__Work to complete__.
Scan the entries below. List each line with "side".

── Raw records

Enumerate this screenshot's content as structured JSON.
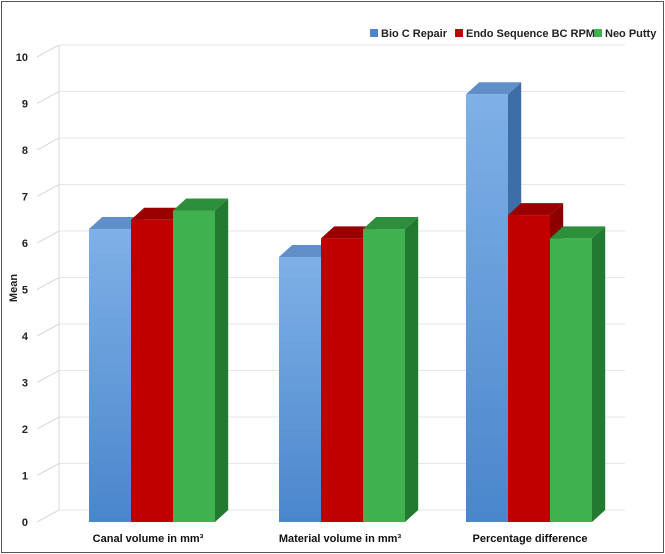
{
  "chart_data": {
    "type": "bar",
    "style": "3d-clustered-column",
    "title": "",
    "xlabel": "",
    "ylabel": "Mean",
    "ylim": [
      0,
      10
    ],
    "yticks": [
      0,
      1,
      2,
      3,
      4,
      5,
      6,
      7,
      8,
      9,
      10
    ],
    "grid": true,
    "legend_position": "top-right",
    "categories": [
      "Canal volume in mm³",
      "Material volume in mm³",
      "Percentage difference"
    ],
    "series": [
      {
        "name": "Bio C Repair",
        "values": [
          6.3,
          5.7,
          9.2
        ]
      },
      {
        "name": "Endo Sequence BC RPM",
        "values": [
          6.5,
          6.1,
          6.6
        ]
      },
      {
        "name": "Neo Putty",
        "values": [
          6.7,
          6.3,
          6.1
        ]
      }
    ],
    "colors": {
      "Bio C Repair": {
        "front_top": "#7fb0e6",
        "front_bottom": "#4a86cc",
        "side": "#3e6ea8",
        "top": "#5f8fc6"
      },
      "Endo Sequence BC RPM": {
        "front": "#c00000",
        "side": "#8c0000",
        "top": "#9a0000"
      },
      "Neo Putty": {
        "front": "#3fb24f",
        "side": "#217a30",
        "top": "#2d8f3c"
      }
    }
  }
}
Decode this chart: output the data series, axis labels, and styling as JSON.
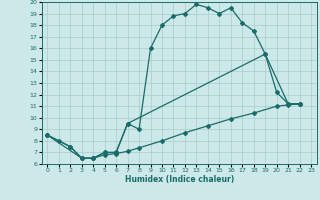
{
  "background_color": "#cce8e8",
  "grid_color": "#aacccc",
  "line_color": "#1a6b6b",
  "marker": "D",
  "marker_size": 2.0,
  "linewidth": 0.9,
  "xlim": [
    -0.5,
    23.5
  ],
  "ylim": [
    6,
    20
  ],
  "xlabel": "Humidex (Indice chaleur)",
  "xticks": [
    0,
    1,
    2,
    3,
    4,
    5,
    6,
    7,
    8,
    9,
    10,
    11,
    12,
    13,
    14,
    15,
    16,
    17,
    18,
    19,
    20,
    21,
    22,
    23
  ],
  "yticks": [
    6,
    7,
    8,
    9,
    10,
    11,
    12,
    13,
    14,
    15,
    16,
    17,
    18,
    19,
    20
  ],
  "line1_x": [
    0,
    1,
    2,
    3,
    4,
    5,
    6,
    7,
    8,
    9,
    10,
    11,
    12,
    13,
    14,
    15,
    16,
    17,
    18,
    19,
    21,
    22
  ],
  "line1_y": [
    8.5,
    8.0,
    7.5,
    6.5,
    6.5,
    7.0,
    7.0,
    9.5,
    9.0,
    16.0,
    18.0,
    18.8,
    19.0,
    19.8,
    19.5,
    19.0,
    19.5,
    18.2,
    17.5,
    15.5,
    11.2,
    11.2
  ],
  "line2_x": [
    0,
    3,
    4,
    5,
    6,
    7,
    19,
    20,
    21,
    22
  ],
  "line2_y": [
    8.5,
    6.5,
    6.5,
    7.0,
    7.0,
    9.5,
    15.5,
    12.2,
    11.2,
    11.2
  ],
  "line3_x": [
    0,
    2,
    3,
    4,
    5,
    6,
    7,
    8,
    10,
    12,
    14,
    16,
    18,
    20,
    21,
    22
  ],
  "line3_y": [
    8.5,
    7.5,
    6.5,
    6.5,
    6.8,
    6.9,
    7.1,
    7.4,
    8.0,
    8.7,
    9.3,
    9.9,
    10.4,
    11.0,
    11.1,
    11.2
  ]
}
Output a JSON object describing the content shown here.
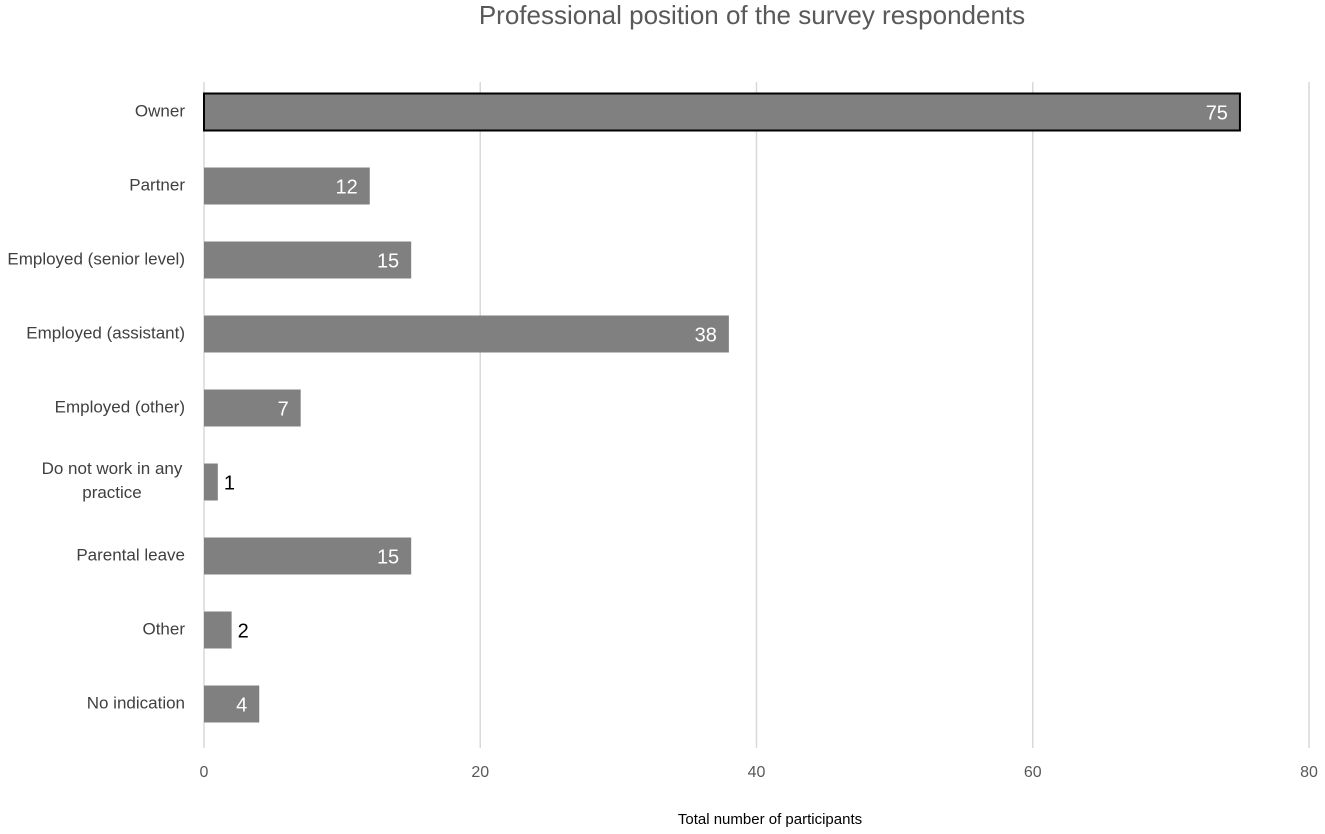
{
  "chart_data": {
    "type": "barh",
    "title": "Professional position of the survey respondents",
    "x_label": "Total number of participants",
    "categories": [
      "Owner",
      "Partner",
      "Employed (senior level)",
      "Employed (assistant)",
      "Employed (other)",
      "Do not work in any practice",
      "Parental leave",
      "Other",
      "No indication"
    ],
    "values": [
      75,
      12,
      15,
      38,
      7,
      1,
      15,
      2,
      4
    ],
    "color": "#808080",
    "outlined_bars": [
      0
    ],
    "xlim": [
      0,
      80
    ],
    "xticks": [
      0,
      20,
      40,
      60,
      80
    ],
    "grid": true
  }
}
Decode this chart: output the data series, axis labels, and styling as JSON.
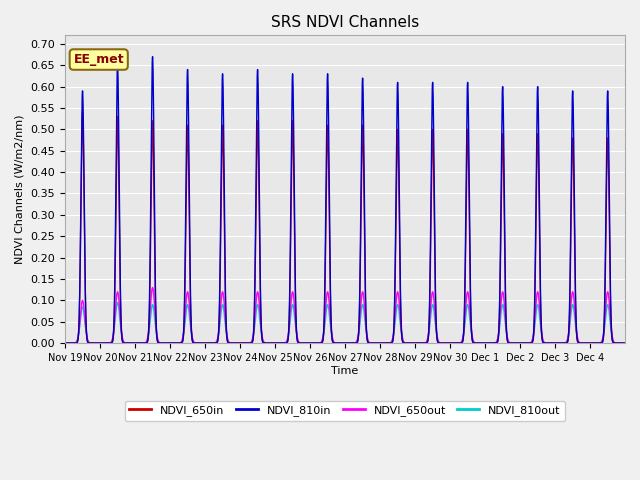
{
  "title": "SRS NDVI Channels",
  "ylabel": "NDVI Channels (W/m2/nm)",
  "xlabel": "Time",
  "ylim": [
    0.0,
    0.72
  ],
  "bg_color": "#e8e8e8",
  "annotation_text": "EE_met",
  "annotation_bg": "#ffffa0",
  "annotation_border": "#8B6914",
  "legend_entries": [
    "NDVI_650in",
    "NDVI_810in",
    "NDVI_650out",
    "NDVI_810out"
  ],
  "colors": [
    "#cc0000",
    "#0000cc",
    "#ff00ff",
    "#00cccc"
  ],
  "x_tick_labels": [
    "Nov 19",
    "Nov 20",
    "Nov 21",
    "Nov 22",
    "Nov 23",
    "Nov 24",
    "Nov 25",
    "Nov 26",
    "Nov 27",
    "Nov 28",
    "Nov 29",
    "Nov 30",
    "Dec 1",
    "Dec 2",
    "Dec 3",
    "Dec 4"
  ],
  "n_days": 16,
  "pts_per_day": 200,
  "peak_650in": [
    0.54,
    0.53,
    0.52,
    0.51,
    0.51,
    0.52,
    0.52,
    0.51,
    0.51,
    0.5,
    0.5,
    0.5,
    0.49,
    0.49,
    0.48,
    0.48
  ],
  "peak_810in": [
    0.59,
    0.65,
    0.67,
    0.64,
    0.63,
    0.64,
    0.63,
    0.63,
    0.62,
    0.61,
    0.61,
    0.61,
    0.6,
    0.6,
    0.59,
    0.59
  ],
  "peak_650out": [
    0.1,
    0.12,
    0.13,
    0.12,
    0.12,
    0.12,
    0.12,
    0.12,
    0.12,
    0.12,
    0.12,
    0.12,
    0.12,
    0.12,
    0.12,
    0.12
  ],
  "peak_810out": [
    0.085,
    0.095,
    0.09,
    0.09,
    0.09,
    0.09,
    0.09,
    0.09,
    0.09,
    0.09,
    0.09,
    0.09,
    0.09,
    0.09,
    0.09,
    0.09
  ],
  "spike_sigma_in": 0.045,
  "spike_sigma_out": 0.065,
  "baseline": 0.0
}
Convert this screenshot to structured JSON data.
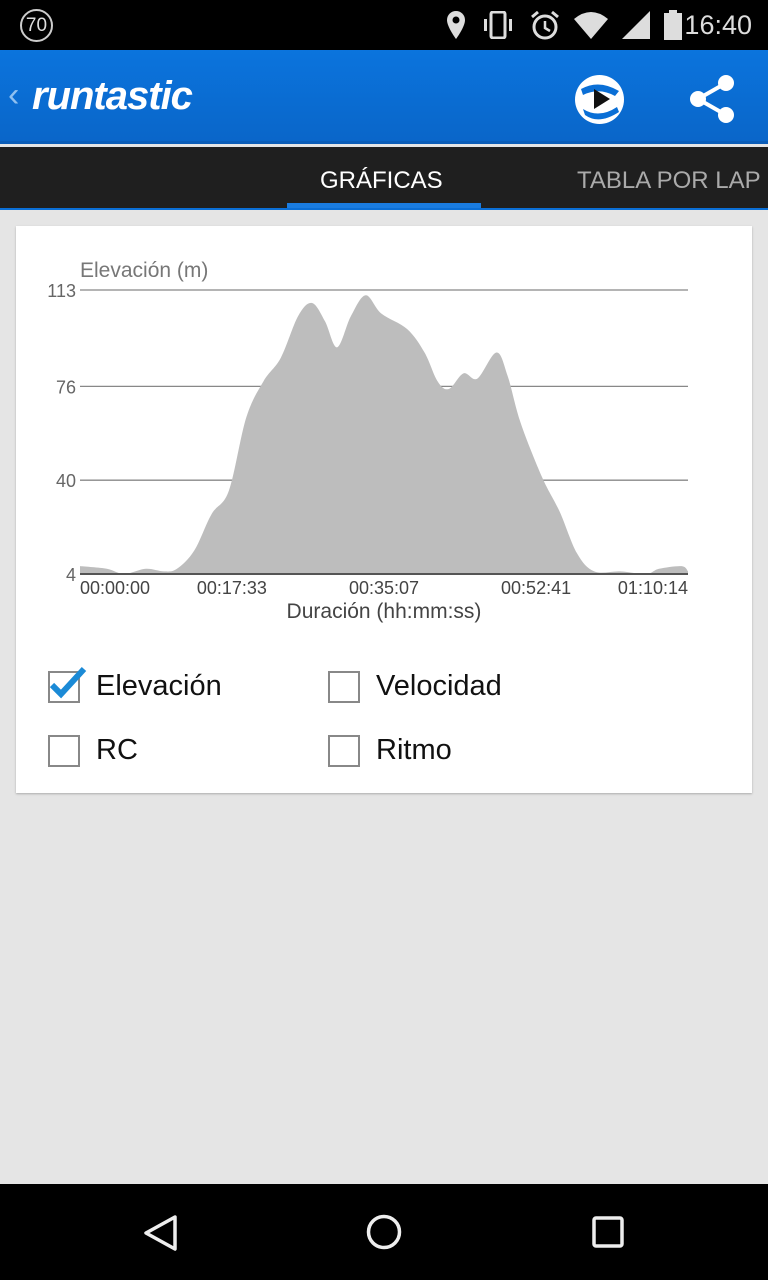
{
  "status_bar": {
    "badge": "70",
    "time": "16:40",
    "icons": [
      "location-icon",
      "vibrate-icon",
      "alarm-icon",
      "wifi-icon",
      "signal-icon",
      "battery-icon"
    ]
  },
  "app_bar": {
    "logo": "runtastic",
    "icons": [
      "back-icon",
      "play-icon",
      "share-icon"
    ],
    "color": "#0a6fd6"
  },
  "tabs": [
    {
      "label": "GRÁFICAS",
      "active": true
    },
    {
      "label": "TABLA POR LAP"
    }
  ],
  "chart_data": {
    "type": "area",
    "ylabel": "Elevación (m)",
    "xlabel": "Duración (hh:mm:ss)",
    "yticks": [
      "113",
      "76",
      "40",
      "4"
    ],
    "ylim": [
      4,
      113
    ],
    "xticks": [
      "00:00:00",
      "00:17:33",
      "00:35:07",
      "00:52:41",
      "01:10:14"
    ],
    "xlim": [
      "00:00:00",
      "01:10:14"
    ],
    "grid": true,
    "fill_color": "#bdbdbd",
    "x": [
      "00:00:00",
      "00:03:06",
      "00:05:06",
      "00:07:36",
      "00:09:42",
      "00:11:12",
      "00:13:12",
      "00:15:12",
      "00:17:12",
      "00:19:12",
      "00:21:12",
      "00:23:12",
      "00:25:12",
      "00:26:48",
      "00:28:18",
      "00:29:42",
      "00:31:18",
      "00:33:00",
      "00:34:48",
      "00:37:48",
      "00:39:48",
      "00:41:18",
      "00:42:36",
      "00:44:18",
      "00:45:54",
      "00:48:06",
      "00:49:24",
      "00:50:54",
      "00:53:24",
      "00:55:24",
      "00:57:24",
      "00:59:24",
      "01:02:24",
      "01:05:24",
      "01:06:54",
      "01:09:30",
      "01:10:14"
    ],
    "y": [
      7,
      6,
      4,
      6,
      5,
      6,
      13,
      27,
      36,
      64,
      78,
      87,
      103,
      108,
      101,
      91,
      103,
      111,
      104,
      98,
      89,
      78,
      75,
      81,
      79,
      89,
      80,
      62,
      41,
      28,
      12,
      5,
      5,
      4,
      6,
      7,
      5
    ]
  },
  "checkboxes": [
    {
      "label": "Elevación",
      "checked": true
    },
    {
      "label": "Velocidad",
      "checked": false
    },
    {
      "label": "RC",
      "checked": false
    },
    {
      "label": "Ritmo",
      "checked": false
    }
  ],
  "nav_bar": {
    "icons": [
      "back-triangle-icon",
      "home-circle-icon",
      "recents-square-icon"
    ]
  }
}
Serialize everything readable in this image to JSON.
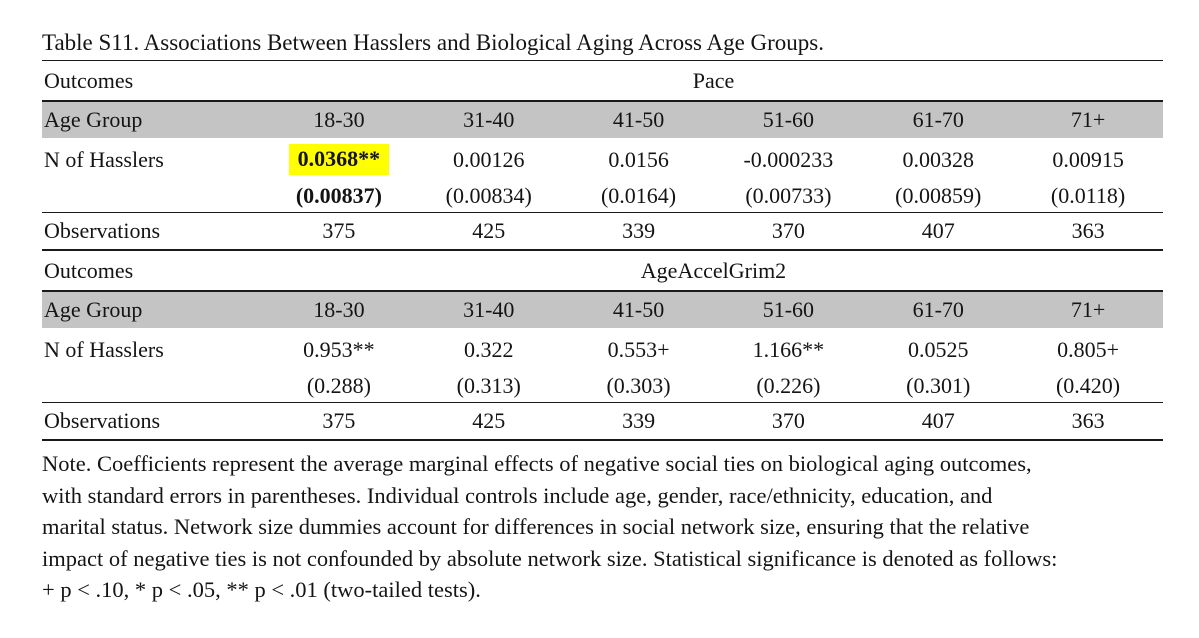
{
  "title": "Table S11. Associations Between Hasslers and Biological Aging Across Age Groups.",
  "colors": {
    "highlight_yellow": "#ffff00",
    "header_gray": "#c4c4c4",
    "rule_black": "#1a1a1a"
  },
  "sections": [
    {
      "outcomes_label": "Outcomes",
      "outcome_name": "Pace",
      "age_group_label": "Age Group",
      "age_groups": [
        "18-30",
        "31-40",
        "41-50",
        "51-60",
        "61-70",
        "71+"
      ],
      "predictor_label": "N of Hasslers",
      "coefficients": [
        "0.0368**",
        "0.00126",
        "0.0156",
        "-0.000233",
        "0.00328",
        "0.00915"
      ],
      "std_errors": [
        "(0.00837)",
        "(0.00834)",
        "(0.0164)",
        "(0.00733)",
        "(0.00859)",
        "(0.0118)"
      ],
      "observations_label": "Observations",
      "observations": [
        "375",
        "425",
        "339",
        "370",
        "407",
        "363"
      ]
    },
    {
      "outcomes_label": "Outcomes",
      "outcome_name": "AgeAccelGrim2",
      "age_group_label": "Age Group",
      "age_groups": [
        "18-30",
        "31-40",
        "41-50",
        "51-60",
        "61-70",
        "71+"
      ],
      "predictor_label": "N of Hasslers",
      "coefficients": [
        "0.953**",
        "0.322",
        "0.553+",
        "1.166**",
        "0.0525",
        "0.805+"
      ],
      "std_errors": [
        "(0.288)",
        "(0.313)",
        "(0.303)",
        "(0.226)",
        "(0.301)",
        "(0.420)"
      ],
      "observations_label": "Observations",
      "observations": [
        "375",
        "425",
        "339",
        "370",
        "407",
        "363"
      ]
    }
  ],
  "note_lines": [
    "Note. Coefficients represent the average marginal effects of negative social ties on biological aging outcomes,",
    "with standard errors in parentheses. Individual controls include age, gender, race/ethnicity, education, and",
    "marital status. Network size dummies account for differences in social network size, ensuring that the relative",
    "impact of negative ties is not confounded by absolute network size. Statistical significance is denoted as follows:",
    "+ p < .10, * p < .05, ** p < .01 (two-tailed tests)."
  ]
}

────

__Solution to this problem__.
        "side": "#3e6ea8",
        "side": "#8c0000",
        "side": "#217a30",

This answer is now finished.